** Stated goal **
Pictures do not belong in the copy; transcribe everything else in the records exactly.

** Dataset records **

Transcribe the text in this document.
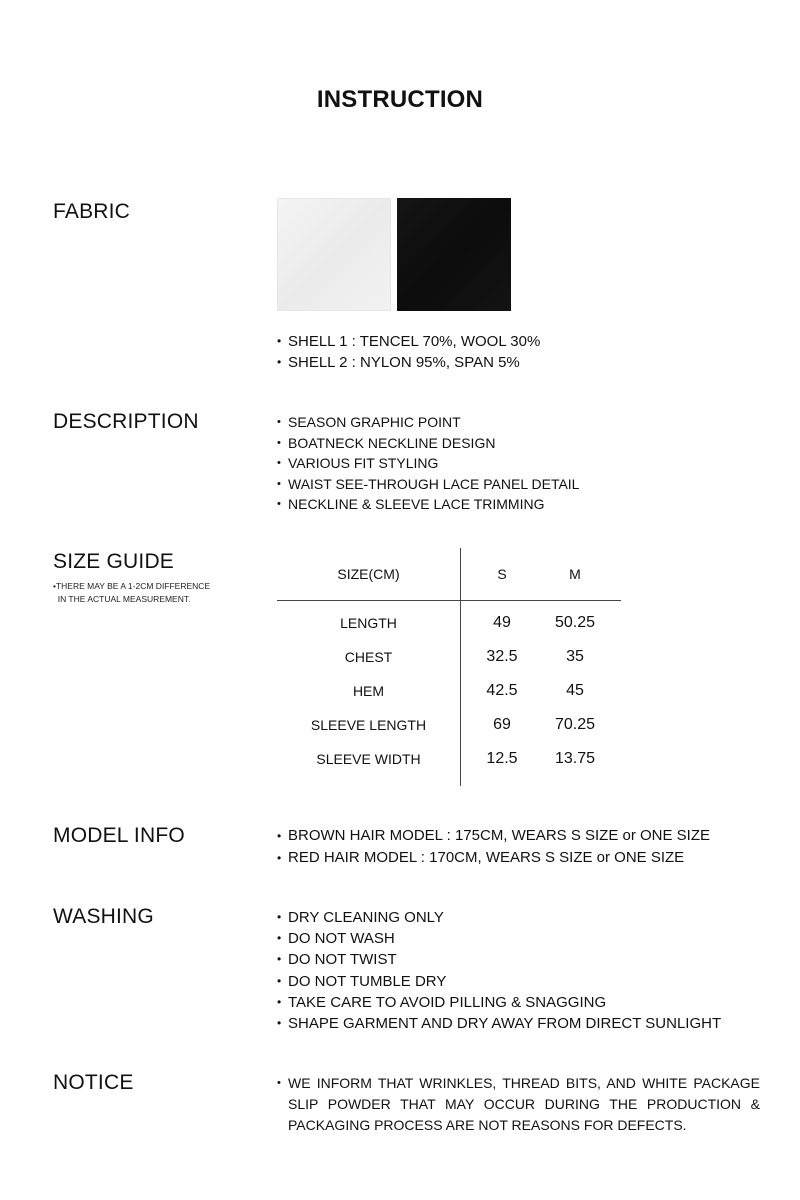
INSTRUCTION
FABRIC
• SHELL 1 : TENCEL 70%, WOOL 30%
• SHELL 2 : NYLON 95%, SPAN 5%
DESCRIPTION	• SEASON GRAPHIC POINT
• BOATNECK NECKLINE DESIGN
• VARIOUS FIT STYLING
• WAIST SEE-THROUGH LACE PANEL DETAIL
• NECKLINE & SLEEVE LACE TRIMMING
SIZE GUIDE
•THERE MAY BE A 1-2CM DIFFERENCE
IN THE ACTUAL MEASUREMENT.
SIZE(CM)	S	M
LENGTH	49	50.25
CHEST	32.5	35
HEM	42.5	45
SLEEVE LENGTH	69	70.25
SLEEVE WIDTH	12.5	13.75
MODEL INFO	• BROWN HAIR MODEL : 175CM, WEARS S SIZE or ONE SIZE
• RED HAIR MODEL : 170CM, WEARS S SIZE or ONE SIZE
WASHING	• DRY CLEANING ONLY
• DO NOT WASH
• DO NOT TWIST
• DO NOT TUMBLE DRY
• TAKE CARE TO AVOID PILLING & SNAGGING
• SHAPE GARMENT AND DRY AWAY FROM DIRECT SUNLIGHT
NOTICE	• WE INFORM THAT WRINKLES, THREAD BITS, AND WHITE PACKAGE SLIP POWDER THAT MAY OCCUR DURING THE PRODUCTION & PACKAGING PROCESS ARE NOT REASONS FOR DEFECTS.
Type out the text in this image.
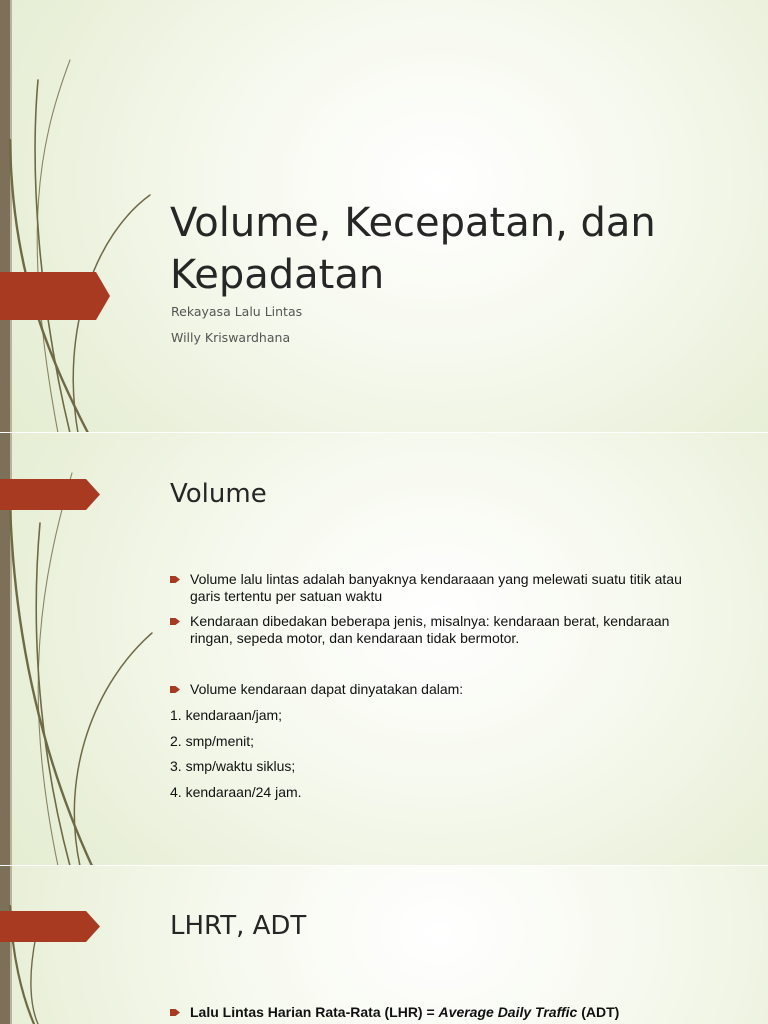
Volume, Kecepatan, dan
Kepadatan

Rekayasa Lalu Lintas

Willy Kriswardhana

Volume
Volume lalu lintas adalah banyaknya kendaraaan yang melewati suatu titik atau garis tertentu per satuan waktu
Kendaraan dibedakan beberapa jenis, misalnya: kendaraan berat, kendaraan ringan, sepeda motor, dan kendaraan tidak bermotor.
Volume kendaraan dapat dinyatakan dalam:
1. kendaraan/jam;
2. smp/menit;
3. smp/waktu siklus;
4. kendaraan/24 jam.
LHRT, ADT
Lalu Lintas Harian Rata-Rata (LHR) = Average Daily Traffic (ADT)
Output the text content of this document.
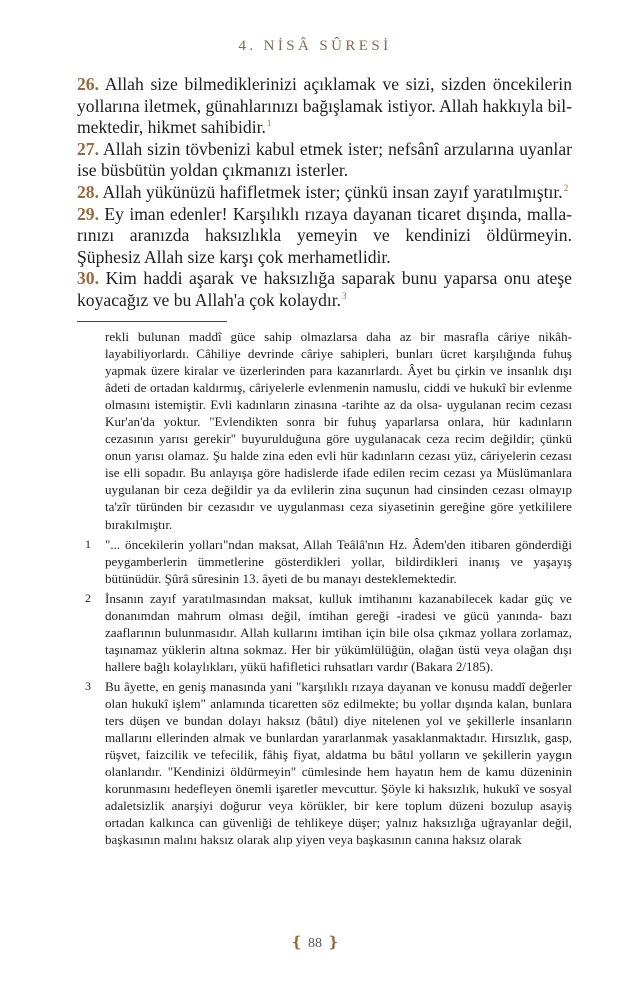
4. NİSÂ SÛRESİ

26. Allah size bilmediklerinizi açıklamak ve sizi, sizden öncekilerin yollarına iletmek, günahlarınızı bağışlamak istiyor. Allah hakkıyla bilmektedir, hikmet sahibidir.$^1$

27. Allah sizin tövbenizi kabul etmek ister; nefsânî arzularına uyanlar ise büsbütün yoldan çıkmanızı isterler.

28. Allah yükünüzü hafifletmek ister; çünkü insan zayıf yaratılmıştır.$^2$

29. Ey iman edenler! Karşılıklı rızaya dayanan ticaret dışında, mallarınızı aranızda haksızlıkla yemeyin ve kendinizi öldürmeyin. Şüphesiz Allah size karşı çok merhametlidir.

30. Kim haddi aşarak ve haksızlığa saparak bunu yaparsa onu ateşe koyacağız ve bu Allah'a çok kolaydır.$^3$

rekli bulunan maddî güce sahip olmazlarsa daha az bir masrafla câriye nikâhlayabiliyorlardı. Câhiliye devrinde câriye sahipleri, bunları ücret karşılığında fuhuş yapmak üzere kiralar ve üzerlerinden para kazanırlardı. Âyet bu çirkin ve insanlık dışı âdeti de ortadan kaldırmış, câriyelerle evlenmenin namuslu, ciddi ve hukukî bir evlenme olmasını istemiştir. Evli kadınların zinasına -tarihte az da olsa- uygulanan recim cezası Kur'an'da yoktur. "Evlendikten sonra bir fuhuş yaparlarsa onlara, hür kadınların cezasının yarısı gerekir" buyurulduğuna göre uygulanacak ceza recim değildir; çünkü onun yarısı olamaz. Şu halde zina eden evli hür kadınların cezası yüz, câriyelerin cezası ise elli sopadır. Bu anlayışa göre hadislerde ifade edilen recim cezası ya Müslümanlara uygulanan bir ceza değildir ya da evlilerin zina suçunun had cinsinden cezası olmayıp ta'zîr türünden bir cezasıdır ve uygulanması ceza siyasetinin gereğine göre yetkililere bırakılmıştır.

1 "... öncekilerin yolları"ndan maksat, Allah Teâlâ'nın Hz. Âdem'den itibaren gönderdiği peygamberlerin ümmetlerine gösterdikleri yollar, bildirdikleri inanış ve yaşayış bütünüdür. Şûrâ sûresinin 13. âyeti de bu manayı desteklemektedir.

2 İnsanın zayıf yaratılmasından maksat, kulluk imtihanını kazanabilecek kadar güç ve donanımdan mahrum olması değil, imtihan gereği -iradesi ve gücü yanında- bazı zaaflarının bulunmasıdır. Allah kullarını imtihan için bile olsa çıkmaz yollara zorlamaz, taşınamaz yüklerin altına sokmaz. Her bir yükümlülüğün, olağan üstü veya olağan dışı hallere bağlı kolaylıkları, yükü hafifletici ruhsatları vardır (Bakara 2/185).

3 Bu âyette, en geniş manasında yani "karşılıklı rızaya dayanan ve konusu maddî değerler olan hukukî işlem" anlamında ticaretten söz edilmekte; bu yollar dışında kalan, bunlara ters düşen ve bundan dolayı haksız (bâtıl) diye nitelenen yol ve şekillerle insanların mallarını ellerinden almak ve bunlardan yararlanmak yasaklanmaktadır. Hırsızlık, gasp, rüşvet, faizcilik ve tefecilik, fâhiş fiyat, aldatma bu bâtıl yolların ve şekillerin yaygın olanlarıdır. "Kendinizi öldürmeyin" cümlesinde hem hayatın hem de kamu düzeninin korunmasını hedefleyen önemli işaretler mevcuttur. Şöyle ki haksızlık, hukukî ve sosyal adaletsizlik anarşiyi doğurur veya körükler, bir kere toplum düzeni bozulup asayiş ortadan kalkınca can güvenliği de tehlikeye düşer; yalnız haksızlığa uğrayanlar değil, başkasının malını haksız olarak alıp yiyen veya başkasının canına haksız olarak

❴ 88 ❵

** Result of the task **
Transcribe the text in this document.
INSTRUCTION
FABRIC
• SHELL 1 : TENCEL 70%, WOOL 30%
• SHELL 2 : NYLON 95%, SPAN 5%
DESCRIPTION	• SEASON GRAPHIC POINT
• BOATNECK NECKLINE DESIGN
• VARIOUS FIT STYLING
• WAIST SEE-THROUGH LACE PANEL DETAIL
• NECKLINE & SLEEVE LACE TRIMMING
SIZE GUIDE
•THERE MAY BE A 1-2CM DIFFERENCE
IN THE ACTUAL MEASUREMENT.
SIZE(CM)	S	M
LENGTH	49	50.25
CHEST	32.5	35
HEM	42.5	45
SLEEVE LENGTH	69	70.25
SLEEVE WIDTH	12.5	13.75
MODEL INFO	• BROWN HAIR MODEL : 175CM, WEARS S SIZE or ONE SIZE
• RED HAIR MODEL : 170CM, WEARS S SIZE or ONE SIZE
WASHING	• DRY CLEANING ONLY
• DO NOT WASH
• DO NOT TWIST
• DO NOT TUMBLE DRY
• TAKE CARE TO AVOID PILLING & SNAGGING
• SHAPE GARMENT AND DRY AWAY FROM DIRECT SUNLIGHT
NOTICE	• WE INFORM THAT WRINKLES, THREAD BITS, AND WHITE PACKAGE SLIP POWDER THAT MAY OCCUR DURING THE PRODUCTION & PACKAGING PROCESS ARE NOT REASONS FOR DEFECTS.
Type out the text in this image.
Volume, Kecepatan, dan
Kepadatan

Rekayasa Lalu Lintas

Willy Kriswardhana

Volume
Volume lalu lintas adalah banyaknya kendaraaan yang melewati suatu titik atau garis tertentu per satuan waktu
Kendaraan dibedakan beberapa jenis, misalnya: kendaraan berat, kendaraan ringan, sepeda motor, dan kendaraan tidak bermotor.
Volume kendaraan dapat dinyatakan dalam:
1. kendaraan/jam;
2. smp/menit;
3. smp/waktu siklus;
4. kendaraan/24 jam.
LHRT, ADT
Lalu Lintas Harian Rata-Rata (LHR) = Average Daily Traffic (ADT)
Output the text content of this document.
4. NİSÂ SÛRESİ

26. Allah size bilmediklerinizi açıklamak ve sizi, sizden öncekilerin yollarına iletmek, günahlarınızı bağışlamak istiyor. Allah hakkıyla bilmektedir, hikmet sahibidir.$^1$

27. Allah sizin tövbenizi kabul etmek ister; nefsânî arzularına uyanlar ise büsbütün yoldan çıkmanızı isterler.

28. Allah yükünüzü hafifletmek ister; çünkü insan zayıf yaratılmıştır.$^2$

29. Ey iman edenler! Karşılıklı rızaya dayanan ticaret dışında, mallarınızı aranızda haksızlıkla yemeyin ve kendinizi öldürmeyin. Şüphesiz Allah size karşı çok merhametlidir.

30. Kim haddi aşarak ve haksızlığa saparak bunu yaparsa onu ateşe koyacağız ve bu Allah'a çok kolaydır.$^3$

rekli bulunan maddî güce sahip olmazlarsa daha az bir masrafla câriye nikâhlayabiliyorlardı. Câhiliye devrinde câriye sahipleri, bunları ücret karşılığında fuhuş yapmak üzere kiralar ve üzerlerinden para kazanırlardı. Âyet bu çirkin ve insanlık dışı âdeti de ortadan kaldırmış, câriyelerle evlenmenin namuslu, ciddi ve hukukî bir evlenme olmasını istemiştir. Evli kadınların zinasına -tarihte az da olsa- uygulanan recim cezası Kur'an'da yoktur. "Evlendikten sonra bir fuhuş yaparlarsa onlara, hür kadınların cezasının yarısı gerekir" buyurulduğuna göre uygulanacak ceza recim değildir; çünkü onun yarısı olamaz. Şu halde zina eden evli hür kadınların cezası yüz, câriyelerin cezası ise elli sopadır. Bu anlayışa göre hadislerde ifade edilen recim cezası ya Müslümanlara uygulanan bir ceza değildir ya da evlilerin zina suçunun had cinsinden cezası olmayıp ta'zîr türünden bir cezasıdır ve uygulanması ceza siyasetinin gereğine göre yetkililere bırakılmıştır.

1 "... öncekilerin yolları"ndan maksat, Allah Teâlâ'nın Hz. Âdem'den itibaren gönderdiği peygamberlerin ümmetlerine gösterdikleri yollar, bildirdikleri inanış ve yaşayış bütünüdür. Şûrâ sûresinin 13. âyeti de bu manayı desteklemektedir.

2 İnsanın zayıf yaratılmasından maksat, kulluk imtihanını kazanabilecek kadar güç ve donanımdan mahrum olması değil, imtihan gereği -iradesi ve gücü yanında- bazı zaaflarının bulunmasıdır. Allah kullarını imtihan için bile olsa çıkmaz yollara zorlamaz, taşınamaz yüklerin altına sokmaz. Her bir yükümlülüğün, olağan üstü veya olağan dışı hallere bağlı kolaylıkları, yükü hafifletici ruhsatları vardır (Bakara 2/185).

3 Bu âyette, en geniş manasında yani "karşılıklı rızaya dayanan ve konusu maddî değerler olan hukukî işlem" anlamında ticaretten söz edilmekte; bu yollar dışında kalan, bunlara ters düşen ve bundan dolayı haksız (bâtıl) diye nitelenen yol ve şekillerle insanların mallarını ellerinden almak ve bunlardan yararlanmak yasaklanmaktadır. Hırsızlık, gasp, rüşvet, faizcilik ve tefecilik, fâhiş fiyat, aldatma bu bâtıl yolların ve şekillerin yaygın olanlarıdır. "Kendinizi öldürmeyin" cümlesinde hem hayatın hem de kamu düzeninin korunmasını hedefleyen önemli işaretler mevcuttur. Şöyle ki haksızlık, hukukî ve sosyal adaletsizlik anarşiyi doğurur veya körükler, bir kere toplum düzeni bozulup asayiş ortadan kalkınca can güvenliği de tehlikeye düşer; yalnız haksızlığa uğrayanlar değil, başkasının malını haksız olarak alıp yiyen veya başkasının canına haksız olarak

❴ 88 ❵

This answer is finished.